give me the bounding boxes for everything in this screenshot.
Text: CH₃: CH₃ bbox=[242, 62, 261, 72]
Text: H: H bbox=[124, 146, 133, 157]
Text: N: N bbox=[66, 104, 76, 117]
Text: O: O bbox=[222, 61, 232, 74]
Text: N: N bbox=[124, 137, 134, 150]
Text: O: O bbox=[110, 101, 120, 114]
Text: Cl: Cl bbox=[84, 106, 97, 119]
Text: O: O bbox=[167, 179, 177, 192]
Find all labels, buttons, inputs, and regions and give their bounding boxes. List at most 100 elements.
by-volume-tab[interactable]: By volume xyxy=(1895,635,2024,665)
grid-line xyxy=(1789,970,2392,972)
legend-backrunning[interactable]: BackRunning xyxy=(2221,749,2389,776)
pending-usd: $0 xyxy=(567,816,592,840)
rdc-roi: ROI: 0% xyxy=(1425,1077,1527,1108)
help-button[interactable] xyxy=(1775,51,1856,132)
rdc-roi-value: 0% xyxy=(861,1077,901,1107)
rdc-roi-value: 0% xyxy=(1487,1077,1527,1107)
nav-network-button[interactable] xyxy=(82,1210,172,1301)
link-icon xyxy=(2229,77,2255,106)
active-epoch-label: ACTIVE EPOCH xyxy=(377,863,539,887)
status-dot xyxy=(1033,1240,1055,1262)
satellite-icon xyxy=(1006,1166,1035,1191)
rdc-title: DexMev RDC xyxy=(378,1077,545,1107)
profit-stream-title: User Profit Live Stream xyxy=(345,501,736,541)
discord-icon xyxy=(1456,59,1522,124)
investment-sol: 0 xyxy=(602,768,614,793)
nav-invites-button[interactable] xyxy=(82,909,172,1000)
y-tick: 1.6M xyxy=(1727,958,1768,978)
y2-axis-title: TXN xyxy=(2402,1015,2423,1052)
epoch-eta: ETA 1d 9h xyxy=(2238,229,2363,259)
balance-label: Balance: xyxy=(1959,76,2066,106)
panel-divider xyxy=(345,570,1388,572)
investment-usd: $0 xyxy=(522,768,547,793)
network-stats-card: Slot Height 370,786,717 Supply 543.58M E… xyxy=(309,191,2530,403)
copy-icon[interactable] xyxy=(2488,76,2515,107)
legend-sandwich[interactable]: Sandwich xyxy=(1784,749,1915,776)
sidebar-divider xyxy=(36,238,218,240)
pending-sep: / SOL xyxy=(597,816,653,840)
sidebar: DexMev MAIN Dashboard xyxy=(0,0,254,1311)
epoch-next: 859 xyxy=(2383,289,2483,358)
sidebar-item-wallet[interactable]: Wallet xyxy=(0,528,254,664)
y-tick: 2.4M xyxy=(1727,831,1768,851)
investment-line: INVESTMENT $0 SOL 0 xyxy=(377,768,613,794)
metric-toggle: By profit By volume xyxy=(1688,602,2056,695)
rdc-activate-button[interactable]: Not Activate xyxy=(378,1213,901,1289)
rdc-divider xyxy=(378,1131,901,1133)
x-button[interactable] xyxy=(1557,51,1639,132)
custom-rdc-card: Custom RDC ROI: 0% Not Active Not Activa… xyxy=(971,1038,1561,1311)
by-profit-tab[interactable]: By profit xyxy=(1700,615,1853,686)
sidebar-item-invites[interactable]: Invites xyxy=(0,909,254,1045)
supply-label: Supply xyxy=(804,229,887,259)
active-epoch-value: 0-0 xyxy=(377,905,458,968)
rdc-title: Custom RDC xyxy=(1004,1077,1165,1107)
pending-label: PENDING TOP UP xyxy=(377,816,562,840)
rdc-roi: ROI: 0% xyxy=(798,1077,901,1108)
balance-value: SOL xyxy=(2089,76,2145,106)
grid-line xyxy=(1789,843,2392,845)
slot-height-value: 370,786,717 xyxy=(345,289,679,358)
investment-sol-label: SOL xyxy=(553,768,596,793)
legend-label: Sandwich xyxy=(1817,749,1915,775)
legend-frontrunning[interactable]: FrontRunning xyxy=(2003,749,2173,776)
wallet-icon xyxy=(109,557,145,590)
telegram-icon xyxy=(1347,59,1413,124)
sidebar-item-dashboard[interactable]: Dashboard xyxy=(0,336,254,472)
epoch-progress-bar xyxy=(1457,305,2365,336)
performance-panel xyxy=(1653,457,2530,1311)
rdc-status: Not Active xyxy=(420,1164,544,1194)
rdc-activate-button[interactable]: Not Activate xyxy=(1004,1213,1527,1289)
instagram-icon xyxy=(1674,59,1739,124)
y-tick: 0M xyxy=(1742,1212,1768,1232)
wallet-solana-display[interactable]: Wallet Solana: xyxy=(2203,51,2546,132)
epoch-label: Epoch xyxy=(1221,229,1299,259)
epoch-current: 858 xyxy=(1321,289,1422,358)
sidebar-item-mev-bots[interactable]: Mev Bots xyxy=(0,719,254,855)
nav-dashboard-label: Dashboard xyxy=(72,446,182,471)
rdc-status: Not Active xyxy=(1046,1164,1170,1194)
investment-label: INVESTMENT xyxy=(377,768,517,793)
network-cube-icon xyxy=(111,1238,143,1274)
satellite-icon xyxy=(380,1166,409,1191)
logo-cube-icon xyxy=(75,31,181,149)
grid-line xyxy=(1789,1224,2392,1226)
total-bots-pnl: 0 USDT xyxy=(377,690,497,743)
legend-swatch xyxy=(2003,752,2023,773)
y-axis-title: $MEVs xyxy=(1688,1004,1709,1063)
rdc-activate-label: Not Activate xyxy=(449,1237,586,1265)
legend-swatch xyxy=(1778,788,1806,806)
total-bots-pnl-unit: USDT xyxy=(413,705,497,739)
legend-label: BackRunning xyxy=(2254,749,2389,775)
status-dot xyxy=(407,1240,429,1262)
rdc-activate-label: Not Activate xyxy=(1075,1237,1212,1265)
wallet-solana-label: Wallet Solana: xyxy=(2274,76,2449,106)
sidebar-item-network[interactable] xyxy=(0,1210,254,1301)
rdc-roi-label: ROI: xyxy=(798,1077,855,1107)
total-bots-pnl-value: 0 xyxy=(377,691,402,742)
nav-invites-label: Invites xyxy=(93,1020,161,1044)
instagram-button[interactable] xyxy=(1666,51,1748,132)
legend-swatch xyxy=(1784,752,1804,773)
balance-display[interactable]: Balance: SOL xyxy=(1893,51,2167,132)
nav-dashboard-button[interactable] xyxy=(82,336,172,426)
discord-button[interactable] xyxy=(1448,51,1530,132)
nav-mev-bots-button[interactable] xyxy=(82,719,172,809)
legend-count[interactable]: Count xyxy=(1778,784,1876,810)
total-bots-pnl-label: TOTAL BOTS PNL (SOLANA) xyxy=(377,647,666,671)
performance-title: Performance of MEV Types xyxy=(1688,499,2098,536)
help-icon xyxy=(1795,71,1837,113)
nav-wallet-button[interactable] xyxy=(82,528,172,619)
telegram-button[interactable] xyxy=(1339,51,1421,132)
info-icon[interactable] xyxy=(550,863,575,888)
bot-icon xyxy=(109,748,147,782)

Given instruction> Reproduce the data verbatim from its first line through the line containing "Text: Cl: Cl bbox=[84, 106, 97, 119]".

Exercise result>
give me the bounding boxes for everything in this screenshot.
Text: CH₃: CH₃ bbox=[242, 62, 261, 72]
Text: H: H bbox=[124, 146, 133, 157]
Text: N: N bbox=[66, 104, 76, 117]
Text: O: O bbox=[222, 61, 232, 74]
Text: N: N bbox=[124, 137, 134, 150]
Text: O: O bbox=[110, 101, 120, 114]
Text: Cl: Cl bbox=[84, 106, 97, 119]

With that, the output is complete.